Hey guys. Just did some testing. If you have a look at
sword/tests/xmltest and try the problem case:
./xmltest "<title type='nested \"quotation\" '/>"
(xmltest already tries to add an attribute to your input which tests for
embedded quotes, so you'll see an addedAttribute in your output)
You get:
[scribe@charis tests]$ ./xmltest "<title type='nested \"quotation\" '/>"
<title type='nested "quotation" '/>
<title type='nested "quotation" '/>
<title addedAttribute='with a " quote' type='nested "quotation" '/>
Tag name: [title]
- attribute: [addedAttribute] = [with a " quote]
4 parts:
with
a
"
quote
- attribute: [type] = [nested "quotation" ]
3 parts:
nested
"quotation"
isEmpty: 1
isEndTag: 0
It is a little odd that the second attribute has "3 parts", but looking
at the example given, it have a space at the end, so I supposed this
might be correct.
Hope this is helpful in tracking this down,
Troy
On 10/26/2011 06:38 PM, DM Smith wrote:
On 10/26/2011 09:47 AM, Peter von Kaehne wrote:
Is there any actual credible reason for having quotation marks in
attributes? I agree that it may be grammatically correct for XML as
such, but OSIS's attributes are defined and do not contain quotation
marks. And x-marked attributes are largely thrown out during the
osis2mod run, no? Or at least ignored - apart from our own - like
x-preverse.
Peter
I had never spent the time to look at the allowable attribute values
in an OSIS document. Now, having looked at the schema, it is allowed
to nest quotes. See below for details.
I think there are many good reasons that a single quote will be found
in an attribute value. Many languages use it for other things than
quoting.
I can only think of a few, probably obscure, reasons for a double
quote to be there. E.g chapterTitle='xxx aka "yyy"', who='James
"Jimmy" Smith', ...
Osis2mod *should* allow for all well-formed, valid (both syntactically
and semantically) OSIS documents. Regarding quoting attribute values,
the recommendation still stands, use double quotes if at all possible,
but also avoid " and ' too. (Note that these entities are
only needed within attribute values and never elsewhere in the text.)
(Below I'm using x@y to mean element x with attribute y.)
In looking at this, I think there are some bugs in the definition of
l@type, lg@type, and rdg@type.

▬▬▬

## Problems and tasks
1. Which three attribute definitions does the forum thread suggest may contain bugs?
2. Repeat the forum thread word for word, from "Hope this is" to "x-preverse.".

## Provided records
▬▬▬

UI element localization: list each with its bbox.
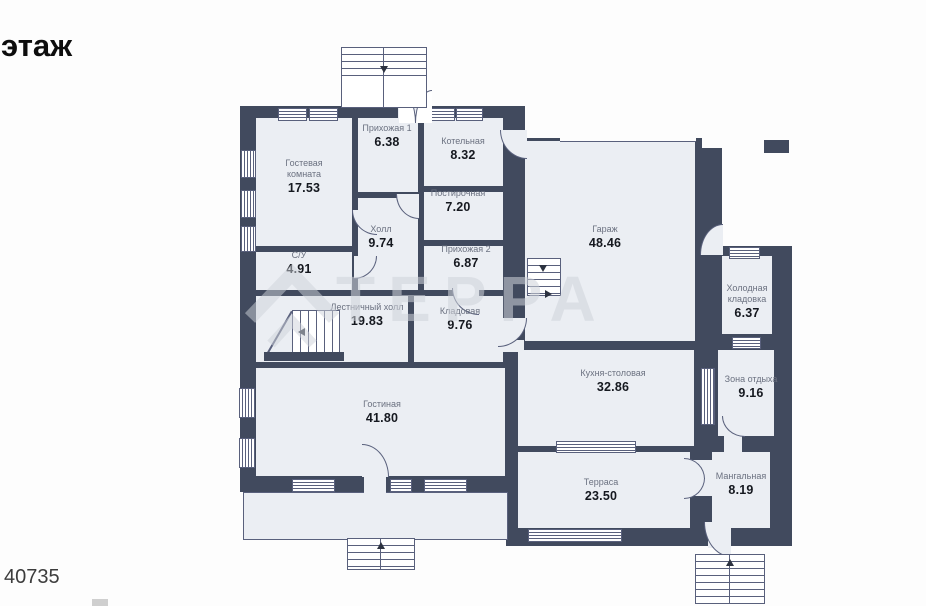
room-area: 6.38 xyxy=(362,135,411,149)
window-left-2 xyxy=(241,190,256,218)
room-name: Гостиная xyxy=(363,399,401,410)
room-name: Постирочная xyxy=(431,188,485,199)
window-cold-pantry-top xyxy=(729,247,760,259)
room-name: Гараж xyxy=(589,224,621,235)
window-living-2 xyxy=(390,479,412,492)
room-label-hallway-1: Прихожая 1 6.38 xyxy=(362,123,411,149)
room-label-rest-zone: Зона отдыха 9.16 xyxy=(725,374,778,400)
bbq-stairs xyxy=(695,554,765,604)
room-name: Холодная кладовка xyxy=(715,283,779,305)
room-name: Терраса xyxy=(584,477,619,488)
room-name: Гостевая комната xyxy=(268,158,340,180)
porch-under-living xyxy=(243,492,508,540)
room-name: Прихожая 2 xyxy=(441,244,490,255)
window-left-3 xyxy=(241,226,256,252)
bbq-stairs-arrow-icon xyxy=(726,559,734,566)
bottom-edge-artifact xyxy=(92,599,108,606)
room-area: 17.53 xyxy=(268,181,340,195)
room-label-hall: Холл 9.74 xyxy=(368,224,393,250)
room-label-laundry: Постирочная 7.20 xyxy=(431,188,485,214)
room-area: 23.50 xyxy=(584,489,619,503)
room-label-bbq: Мангальная 8.19 xyxy=(716,471,766,497)
room-name: Зона отдыха xyxy=(725,374,778,385)
room-area: 41.80 xyxy=(363,411,401,425)
window-top-1 xyxy=(278,108,307,121)
room-name: Мангальная xyxy=(716,471,766,482)
room-area: 32.86 xyxy=(580,380,645,394)
room-label-garage: Гараж 48.46 xyxy=(589,224,621,250)
door-bbq-stairs xyxy=(704,522,731,557)
room-label-boiler: Котельная 8.32 xyxy=(441,136,485,162)
room-area: 8.19 xyxy=(716,483,766,497)
entrance-stairs-arrow-icon xyxy=(380,66,388,73)
window-cold-rest-divider xyxy=(732,337,761,349)
room-label-kitchen: Кухня-столовая 32.86 xyxy=(580,368,645,394)
floor-title: этаж xyxy=(1,28,72,64)
room-kitchen xyxy=(518,350,694,446)
entrance-stairs xyxy=(341,47,427,108)
room-label-guest: Гостевая комната 17.53 xyxy=(268,158,340,195)
floor-plan-screenshot: этаж 40735 xyxy=(0,0,926,606)
room-label-terrace: Терраса 23.50 xyxy=(584,477,619,503)
room-area: 9.16 xyxy=(725,386,778,400)
room-label-cold-pantry: Холодная кладовка 6.37 xyxy=(715,283,779,320)
window-rest-zone-left xyxy=(701,368,715,425)
living-door-opening xyxy=(364,474,386,494)
room-name: Кухня-столовая xyxy=(580,368,645,379)
internal-staircase-base xyxy=(264,352,344,361)
window-living-1 xyxy=(292,479,335,492)
watermark-text: ТЕРРА xyxy=(336,262,609,336)
watermark-chevron-icon xyxy=(244,256,339,348)
window-terrace-bottom xyxy=(528,529,622,542)
porch-stairs-arrow-icon xyxy=(377,542,385,549)
room-area: 7.20 xyxy=(431,200,485,214)
room-area: 9.74 xyxy=(368,236,393,250)
room-name: Прихожая 1 xyxy=(362,123,411,134)
garage-door-opening xyxy=(560,122,696,142)
window-left-4 xyxy=(239,388,255,418)
porch-stairs xyxy=(347,538,415,570)
entrance-stairs-centerline xyxy=(383,48,384,107)
room-area: 8.32 xyxy=(441,148,485,162)
plan-number: 40735 xyxy=(4,566,60,589)
room-label-living: Гостиная 41.80 xyxy=(363,399,401,425)
window-top-4 xyxy=(456,108,483,121)
wall-top-right-stub xyxy=(764,140,789,153)
room-area: 6.37 xyxy=(715,306,779,320)
room-name: Холл xyxy=(368,224,393,235)
window-top-3 xyxy=(428,108,455,121)
room-name: Котельная xyxy=(441,136,485,147)
room-area: 48.46 xyxy=(589,236,621,250)
window-kitchen-terrace xyxy=(556,441,636,453)
window-living-3 xyxy=(424,479,467,492)
window-left-5 xyxy=(239,438,255,468)
window-top-2 xyxy=(309,108,338,121)
entrance-stairs-treads xyxy=(342,48,426,80)
window-left-1 xyxy=(241,150,256,178)
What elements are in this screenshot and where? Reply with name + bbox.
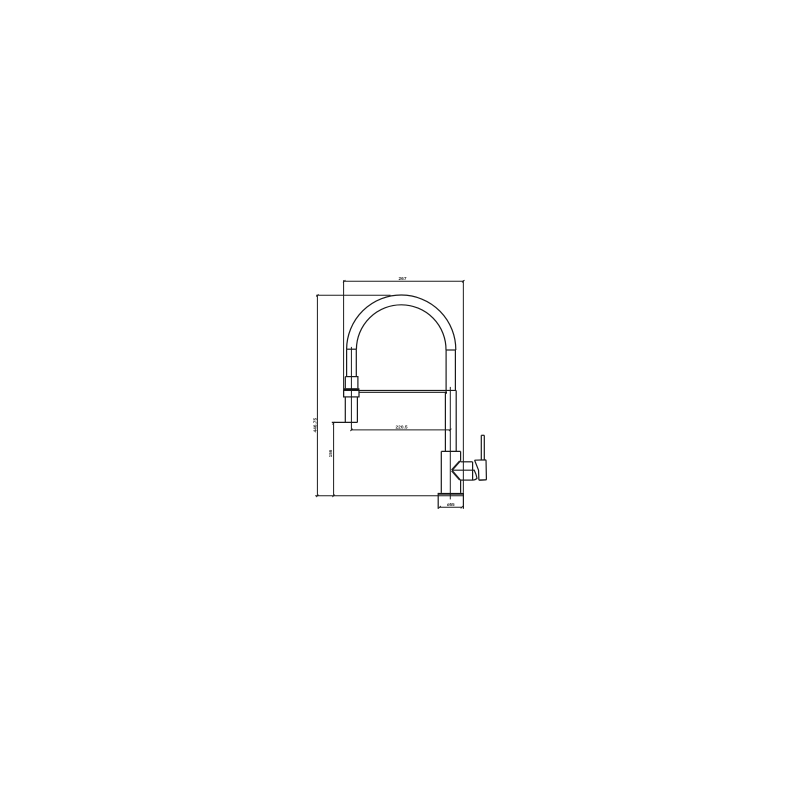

▬▬▬

## The replies
1. l@type, lg@type, and rdg@type

2.
Hope this is helpful in tracking this down,
Troy
On 10/26/2011 06:38 PM, DM Smith wrote:
On 10/26/2011 09:47 AM, Peter von Kaehne wrote:
Is there any actual credible reason for having quotation marks in
attributes? I agree that it may be grammatically correct for XML as
such, but OSIS's attributes are defined and do not contain quotation
marks. And x-marked attributes are largely thrown out during the
osis2mod run, no? Or at least ignored - apart from our own - like
x-preverse.